__DATA LISTING__
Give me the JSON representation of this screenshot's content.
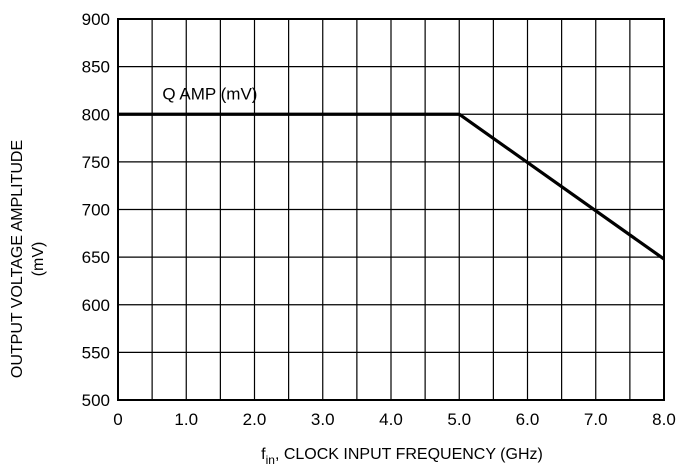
{
  "chart_data": {
    "type": "line",
    "title": "",
    "xlabel_main": "f",
    "xlabel_sub": "in",
    "xlabel_rest": ", CLOCK INPUT FREQUENCY (GHz)",
    "ylabel_line1": "OUTPUT VOLTAGE AMPLITUDE",
    "ylabel_line2": "(mV)",
    "xlim": [
      0,
      8
    ],
    "ylim": [
      500,
      900
    ],
    "grid": true,
    "x_grid_step": 0.5,
    "y_grid_step": 50,
    "x_ticks": [
      {
        "value": 0,
        "label": "0"
      },
      {
        "value": 1,
        "label": "1.0"
      },
      {
        "value": 2,
        "label": "2.0"
      },
      {
        "value": 3,
        "label": "3.0"
      },
      {
        "value": 4,
        "label": "4.0"
      },
      {
        "value": 5,
        "label": "5.0"
      },
      {
        "value": 6,
        "label": "6.0"
      },
      {
        "value": 7,
        "label": "7.0"
      },
      {
        "value": 8,
        "label": "8.0"
      }
    ],
    "y_ticks": [
      {
        "value": 500,
        "label": "500"
      },
      {
        "value": 550,
        "label": "550"
      },
      {
        "value": 600,
        "label": "600"
      },
      {
        "value": 650,
        "label": "650"
      },
      {
        "value": 700,
        "label": "700"
      },
      {
        "value": 750,
        "label": "750"
      },
      {
        "value": 800,
        "label": "800"
      },
      {
        "value": 850,
        "label": "850"
      },
      {
        "value": 900,
        "label": "900"
      }
    ],
    "series": [
      {
        "name": "Q AMP (mV)",
        "x": [
          0,
          5.0,
          8.0
        ],
        "y": [
          800,
          800,
          648
        ]
      }
    ],
    "annotations": [
      {
        "text": "Q AMP (mV)",
        "x": 0.65,
        "y": 822
      }
    ],
    "line_color": "#000000",
    "grid_color": "#000000"
  }
}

__REQUEST__
Make a verbatim copy of all the entries and strip out the pictures.

__SOLUTION TO THIS EXERCISE__
Give me the JSON representation of this screenshot's content.
{
  "chart_data": {
    "type": "line",
    "title": "",
    "xlabel_main": "f",
    "xlabel_sub": "in",
    "xlabel_rest": ", CLOCK INPUT FREQUENCY (GHz)",
    "ylabel_line1": "OUTPUT VOLTAGE AMPLITUDE",
    "ylabel_line2": "(mV)",
    "xlim": [
      0,
      8
    ],
    "ylim": [
      500,
      900
    ],
    "grid": true,
    "x_grid_step": 0.5,
    "y_grid_step": 50,
    "x_ticks": [
      {
        "value": 0,
        "label": "0"
      },
      {
        "value": 1,
        "label": "1.0"
      },
      {
        "value": 2,
        "label": "2.0"
      },
      {
        "value": 3,
        "label": "3.0"
      },
      {
        "value": 4,
        "label": "4.0"
      },
      {
        "value": 5,
        "label": "5.0"
      },
      {
        "value": 6,
        "label": "6.0"
      },
      {
        "value": 7,
        "label": "7.0"
      },
      {
        "value": 8,
        "label": "8.0"
      }
    ],
    "y_ticks": [
      {
        "value": 500,
        "label": "500"
      },
      {
        "value": 550,
        "label": "550"
      },
      {
        "value": 600,
        "label": "600"
      },
      {
        "value": 650,
        "label": "650"
      },
      {
        "value": 700,
        "label": "700"
      },
      {
        "value": 750,
        "label": "750"
      },
      {
        "value": 800,
        "label": "800"
      },
      {
        "value": 850,
        "label": "850"
      },
      {
        "value": 900,
        "label": "900"
      }
    ],
    "series": [
      {
        "name": "Q AMP (mV)",
        "x": [
          0,
          5.0,
          8.0
        ],
        "y": [
          800,
          800,
          648
        ]
      }
    ],
    "annotations": [
      {
        "text": "Q AMP (mV)",
        "x": 0.65,
        "y": 822
      }
    ],
    "line_color": "#000000",
    "grid_color": "#000000"
  }
}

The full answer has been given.